-- What the task requires --
Below is a block of records; return all of them exactly, but without the images.

-- Extracted material --
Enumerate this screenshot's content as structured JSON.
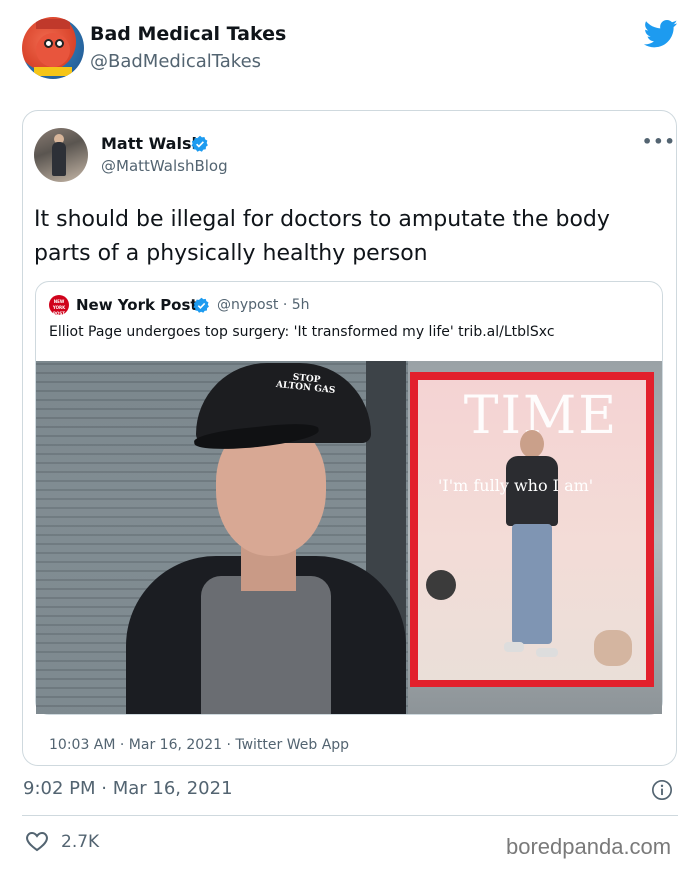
{
  "tweet": {
    "author_name": "Bad Medical Takes",
    "author_handle": "@BadMedicalTakes",
    "timestamp": "9:02 PM · Mar 16, 2021",
    "likes": "2.7K",
    "brand_color": "#1d9bf0"
  },
  "quoted": {
    "author_name": "Matt Walsh",
    "author_handle": "@MattWalshBlog",
    "text": "It should be illegal for doctors to amputate the body parts of a physically healthy person",
    "timestamp": "10:03 AM · Mar 16, 2021 · Twitter Web App"
  },
  "nested": {
    "author_name": "New York Post",
    "handle_time": "@nypost · 5h",
    "text": "Elliot Page undergoes top surgery: 'It transformed my life' trib.al/LtblSxc",
    "media": {
      "cap_text": "STOP ALTON GAS",
      "cover_title": "TIME",
      "cover_headline": "'I'm fully who I am'"
    }
  },
  "watermark": "boredpanda.com",
  "icons": [
    "twitter-bird-icon",
    "verified-icon",
    "more-icon",
    "info-icon",
    "heart-icon"
  ]
}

-- Solution --
Enumerate this screenshot's content as structured JSON.
{
  "tweet": {
    "author_name": "Bad Medical Takes",
    "author_handle": "@BadMedicalTakes",
    "timestamp": "9:02 PM · Mar 16, 2021",
    "likes": "2.7K",
    "brand_color": "#1d9bf0"
  },
  "quoted": {
    "author_name": "Matt Walsh",
    "author_handle": "@MattWalshBlog",
    "text": "It should be illegal for doctors to amputate the body parts of a physically healthy person",
    "timestamp": "10:03 AM · Mar 16, 2021 · Twitter Web App"
  },
  "nested": {
    "author_name": "New York Post",
    "handle_time": "@nypost · 5h",
    "text": "Elliot Page undergoes top surgery: 'It transformed my life' trib.al/LtblSxc",
    "media": {
      "cap_text": "STOP ALTON GAS",
      "cover_title": "TIME",
      "cover_headline": "'I'm fully who I am'"
    }
  },
  "watermark": "boredpanda.com",
  "icons": [
    "twitter-bird-icon",
    "verified-icon",
    "more-icon",
    "info-icon",
    "heart-icon"
  ]
}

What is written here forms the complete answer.